**To be done**
Reproduce the listing below line for line, from its very first line down to and including the line that contains "data-point <box>306 366 308 369</box>".

══ Data to use

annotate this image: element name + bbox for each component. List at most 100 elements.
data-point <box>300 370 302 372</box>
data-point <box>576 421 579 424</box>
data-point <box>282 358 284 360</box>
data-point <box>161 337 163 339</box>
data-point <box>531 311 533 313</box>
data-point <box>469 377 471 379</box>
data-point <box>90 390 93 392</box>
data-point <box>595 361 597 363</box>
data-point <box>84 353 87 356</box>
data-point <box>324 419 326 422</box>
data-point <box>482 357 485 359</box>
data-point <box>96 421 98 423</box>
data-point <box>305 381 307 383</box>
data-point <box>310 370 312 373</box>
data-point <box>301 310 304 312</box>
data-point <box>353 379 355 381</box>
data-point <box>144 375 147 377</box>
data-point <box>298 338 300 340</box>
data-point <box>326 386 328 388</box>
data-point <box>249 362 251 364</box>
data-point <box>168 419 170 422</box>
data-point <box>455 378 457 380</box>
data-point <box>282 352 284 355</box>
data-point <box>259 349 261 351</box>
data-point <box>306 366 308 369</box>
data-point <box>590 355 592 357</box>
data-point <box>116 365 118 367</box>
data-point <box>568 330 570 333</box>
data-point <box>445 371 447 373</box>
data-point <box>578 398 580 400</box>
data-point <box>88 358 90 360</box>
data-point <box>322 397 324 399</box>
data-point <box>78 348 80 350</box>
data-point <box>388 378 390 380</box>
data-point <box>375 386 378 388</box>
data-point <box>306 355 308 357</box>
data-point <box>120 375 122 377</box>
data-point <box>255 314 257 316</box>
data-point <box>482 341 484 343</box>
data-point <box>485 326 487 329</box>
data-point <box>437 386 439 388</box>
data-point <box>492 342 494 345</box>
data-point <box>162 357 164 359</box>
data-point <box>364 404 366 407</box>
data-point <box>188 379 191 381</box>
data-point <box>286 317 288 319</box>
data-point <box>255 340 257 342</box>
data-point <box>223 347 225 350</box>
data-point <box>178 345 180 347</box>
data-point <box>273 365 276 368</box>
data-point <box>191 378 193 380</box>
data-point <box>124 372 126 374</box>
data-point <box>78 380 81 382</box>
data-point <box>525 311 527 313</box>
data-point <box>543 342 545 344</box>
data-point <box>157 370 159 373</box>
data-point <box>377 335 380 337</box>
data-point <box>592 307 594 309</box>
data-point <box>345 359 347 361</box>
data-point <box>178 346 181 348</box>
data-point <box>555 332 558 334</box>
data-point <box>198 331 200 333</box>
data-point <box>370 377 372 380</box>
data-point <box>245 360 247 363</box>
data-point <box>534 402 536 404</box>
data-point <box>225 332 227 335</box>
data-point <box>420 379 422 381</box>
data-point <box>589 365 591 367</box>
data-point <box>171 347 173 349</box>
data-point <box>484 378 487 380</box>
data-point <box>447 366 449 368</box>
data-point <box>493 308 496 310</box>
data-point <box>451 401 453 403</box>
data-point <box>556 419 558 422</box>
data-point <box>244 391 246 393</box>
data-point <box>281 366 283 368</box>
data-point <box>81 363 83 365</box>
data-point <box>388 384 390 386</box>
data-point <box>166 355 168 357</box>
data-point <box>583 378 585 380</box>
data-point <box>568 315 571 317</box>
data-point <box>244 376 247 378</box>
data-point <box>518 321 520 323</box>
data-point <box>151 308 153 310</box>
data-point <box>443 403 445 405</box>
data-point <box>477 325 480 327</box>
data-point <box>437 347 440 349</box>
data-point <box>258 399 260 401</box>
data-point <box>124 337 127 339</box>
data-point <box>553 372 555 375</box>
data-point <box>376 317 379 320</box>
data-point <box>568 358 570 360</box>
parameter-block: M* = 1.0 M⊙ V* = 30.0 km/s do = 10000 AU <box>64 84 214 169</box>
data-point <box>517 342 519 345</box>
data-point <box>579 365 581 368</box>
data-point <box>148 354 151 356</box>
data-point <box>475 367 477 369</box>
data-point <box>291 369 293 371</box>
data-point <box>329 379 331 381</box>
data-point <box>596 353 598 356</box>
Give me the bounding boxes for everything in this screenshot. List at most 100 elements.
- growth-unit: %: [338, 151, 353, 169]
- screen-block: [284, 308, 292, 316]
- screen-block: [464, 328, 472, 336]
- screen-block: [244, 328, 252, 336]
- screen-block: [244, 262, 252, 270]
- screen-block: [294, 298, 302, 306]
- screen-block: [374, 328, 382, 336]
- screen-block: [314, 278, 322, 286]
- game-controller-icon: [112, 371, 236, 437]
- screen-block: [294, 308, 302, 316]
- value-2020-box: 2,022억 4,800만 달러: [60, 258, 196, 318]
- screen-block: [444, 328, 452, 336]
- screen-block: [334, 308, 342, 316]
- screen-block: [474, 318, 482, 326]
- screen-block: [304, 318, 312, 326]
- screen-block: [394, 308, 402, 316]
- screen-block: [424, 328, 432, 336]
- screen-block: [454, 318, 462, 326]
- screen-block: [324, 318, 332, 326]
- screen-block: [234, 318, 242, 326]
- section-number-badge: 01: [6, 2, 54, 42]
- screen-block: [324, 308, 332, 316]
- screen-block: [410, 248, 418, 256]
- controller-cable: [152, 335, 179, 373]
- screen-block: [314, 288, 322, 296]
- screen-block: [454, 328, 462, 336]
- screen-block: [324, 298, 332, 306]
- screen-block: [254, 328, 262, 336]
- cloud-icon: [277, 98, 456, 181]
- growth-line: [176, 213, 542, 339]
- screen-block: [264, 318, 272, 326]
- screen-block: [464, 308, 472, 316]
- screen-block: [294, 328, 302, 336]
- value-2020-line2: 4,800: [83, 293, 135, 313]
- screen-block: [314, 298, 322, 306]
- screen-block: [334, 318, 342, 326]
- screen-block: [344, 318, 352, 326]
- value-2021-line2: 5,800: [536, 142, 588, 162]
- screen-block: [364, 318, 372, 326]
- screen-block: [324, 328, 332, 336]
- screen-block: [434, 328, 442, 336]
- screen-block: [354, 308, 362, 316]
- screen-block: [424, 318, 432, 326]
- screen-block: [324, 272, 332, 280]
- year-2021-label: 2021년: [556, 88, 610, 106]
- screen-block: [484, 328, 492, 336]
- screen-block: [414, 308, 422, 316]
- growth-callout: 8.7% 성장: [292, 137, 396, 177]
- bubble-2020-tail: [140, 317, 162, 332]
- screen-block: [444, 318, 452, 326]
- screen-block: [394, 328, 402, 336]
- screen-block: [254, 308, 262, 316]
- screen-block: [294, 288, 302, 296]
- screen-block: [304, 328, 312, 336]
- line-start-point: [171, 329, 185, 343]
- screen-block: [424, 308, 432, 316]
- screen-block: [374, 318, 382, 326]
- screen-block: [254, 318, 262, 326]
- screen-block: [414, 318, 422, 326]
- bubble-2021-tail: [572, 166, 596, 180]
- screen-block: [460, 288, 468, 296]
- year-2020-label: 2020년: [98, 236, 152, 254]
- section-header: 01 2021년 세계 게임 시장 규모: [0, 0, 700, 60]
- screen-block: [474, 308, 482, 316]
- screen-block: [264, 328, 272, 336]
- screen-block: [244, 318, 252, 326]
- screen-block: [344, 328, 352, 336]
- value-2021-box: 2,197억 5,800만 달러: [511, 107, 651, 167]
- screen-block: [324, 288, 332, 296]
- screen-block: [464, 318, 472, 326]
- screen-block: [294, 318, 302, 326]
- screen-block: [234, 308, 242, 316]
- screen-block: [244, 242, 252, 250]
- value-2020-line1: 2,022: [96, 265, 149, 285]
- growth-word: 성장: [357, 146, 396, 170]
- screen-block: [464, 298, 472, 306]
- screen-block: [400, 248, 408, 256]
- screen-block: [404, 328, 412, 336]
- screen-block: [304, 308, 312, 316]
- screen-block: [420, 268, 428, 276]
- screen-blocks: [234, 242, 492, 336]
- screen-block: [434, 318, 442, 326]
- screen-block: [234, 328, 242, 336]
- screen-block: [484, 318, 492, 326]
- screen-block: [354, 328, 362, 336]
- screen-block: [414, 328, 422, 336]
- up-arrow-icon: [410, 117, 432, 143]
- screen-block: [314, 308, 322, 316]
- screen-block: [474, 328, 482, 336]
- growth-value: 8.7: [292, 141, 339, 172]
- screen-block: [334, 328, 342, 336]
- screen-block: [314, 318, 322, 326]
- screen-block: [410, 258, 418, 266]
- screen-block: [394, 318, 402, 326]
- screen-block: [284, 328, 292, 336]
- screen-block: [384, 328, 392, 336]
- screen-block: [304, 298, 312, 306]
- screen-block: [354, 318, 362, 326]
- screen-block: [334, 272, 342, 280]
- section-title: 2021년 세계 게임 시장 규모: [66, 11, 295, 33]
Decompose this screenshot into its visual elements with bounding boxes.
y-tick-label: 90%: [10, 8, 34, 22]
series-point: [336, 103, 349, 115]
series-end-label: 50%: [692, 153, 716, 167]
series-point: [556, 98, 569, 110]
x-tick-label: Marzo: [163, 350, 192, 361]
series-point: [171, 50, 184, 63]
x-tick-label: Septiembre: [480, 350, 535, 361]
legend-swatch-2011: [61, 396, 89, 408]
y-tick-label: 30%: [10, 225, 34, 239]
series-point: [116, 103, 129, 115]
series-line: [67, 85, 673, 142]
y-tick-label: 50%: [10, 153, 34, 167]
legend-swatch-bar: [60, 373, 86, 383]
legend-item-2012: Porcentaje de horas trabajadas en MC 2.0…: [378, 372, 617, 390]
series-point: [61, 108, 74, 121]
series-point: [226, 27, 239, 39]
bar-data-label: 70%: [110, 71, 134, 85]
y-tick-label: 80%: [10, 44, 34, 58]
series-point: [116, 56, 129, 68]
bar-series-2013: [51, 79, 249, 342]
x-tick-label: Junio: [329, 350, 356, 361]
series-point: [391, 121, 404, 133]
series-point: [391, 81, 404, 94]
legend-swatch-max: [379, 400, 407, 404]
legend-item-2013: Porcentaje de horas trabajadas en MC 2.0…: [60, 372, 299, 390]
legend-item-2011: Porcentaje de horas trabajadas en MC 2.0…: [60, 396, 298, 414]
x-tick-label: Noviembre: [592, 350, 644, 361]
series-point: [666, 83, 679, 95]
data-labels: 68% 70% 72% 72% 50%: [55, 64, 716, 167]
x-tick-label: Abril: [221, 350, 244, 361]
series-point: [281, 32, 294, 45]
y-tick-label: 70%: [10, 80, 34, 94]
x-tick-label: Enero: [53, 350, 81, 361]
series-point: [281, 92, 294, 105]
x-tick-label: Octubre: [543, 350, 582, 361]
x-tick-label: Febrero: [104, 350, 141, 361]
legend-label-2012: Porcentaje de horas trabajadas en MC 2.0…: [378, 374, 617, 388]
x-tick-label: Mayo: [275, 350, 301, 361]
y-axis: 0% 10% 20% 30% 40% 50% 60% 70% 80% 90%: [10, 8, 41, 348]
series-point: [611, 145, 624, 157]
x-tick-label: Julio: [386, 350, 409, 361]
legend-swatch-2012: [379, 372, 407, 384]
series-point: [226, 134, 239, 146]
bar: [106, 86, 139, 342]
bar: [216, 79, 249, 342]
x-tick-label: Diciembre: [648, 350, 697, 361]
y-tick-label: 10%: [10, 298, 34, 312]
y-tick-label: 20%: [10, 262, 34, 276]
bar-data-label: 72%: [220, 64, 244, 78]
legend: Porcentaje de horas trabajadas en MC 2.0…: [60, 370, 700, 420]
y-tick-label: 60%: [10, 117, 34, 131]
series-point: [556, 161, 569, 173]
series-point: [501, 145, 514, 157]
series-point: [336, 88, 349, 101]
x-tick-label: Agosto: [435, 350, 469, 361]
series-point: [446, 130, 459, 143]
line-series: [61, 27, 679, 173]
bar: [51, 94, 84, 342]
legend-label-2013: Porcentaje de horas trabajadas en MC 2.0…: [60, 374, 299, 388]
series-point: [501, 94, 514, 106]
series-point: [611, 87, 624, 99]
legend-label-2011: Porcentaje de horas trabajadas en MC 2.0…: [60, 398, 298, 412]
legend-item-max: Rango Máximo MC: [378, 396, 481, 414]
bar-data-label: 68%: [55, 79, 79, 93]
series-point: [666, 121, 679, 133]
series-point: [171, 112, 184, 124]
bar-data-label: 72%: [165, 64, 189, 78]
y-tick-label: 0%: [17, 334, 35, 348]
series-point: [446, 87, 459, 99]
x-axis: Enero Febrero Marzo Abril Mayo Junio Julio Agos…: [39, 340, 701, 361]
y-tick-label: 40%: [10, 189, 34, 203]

════

**Task output**
annotate this image: element name + bbox for each component. List at most 100 elements.
data-point <box>300 370 302 372</box>
data-point <box>576 421 579 424</box>
data-point <box>282 358 284 360</box>
data-point <box>161 337 163 339</box>
data-point <box>531 311 533 313</box>
data-point <box>469 377 471 379</box>
data-point <box>90 390 93 392</box>
data-point <box>595 361 597 363</box>
data-point <box>84 353 87 356</box>
data-point <box>324 419 326 422</box>
data-point <box>482 357 485 359</box>
data-point <box>96 421 98 423</box>
data-point <box>305 381 307 383</box>
data-point <box>310 370 312 373</box>
data-point <box>301 310 304 312</box>
data-point <box>353 379 355 381</box>
data-point <box>144 375 147 377</box>
data-point <box>298 338 300 340</box>
data-point <box>326 386 328 388</box>
data-point <box>249 362 251 364</box>
data-point <box>168 419 170 422</box>
data-point <box>455 378 457 380</box>
data-point <box>282 352 284 355</box>
data-point <box>259 349 261 351</box>
data-point <box>306 366 308 369</box>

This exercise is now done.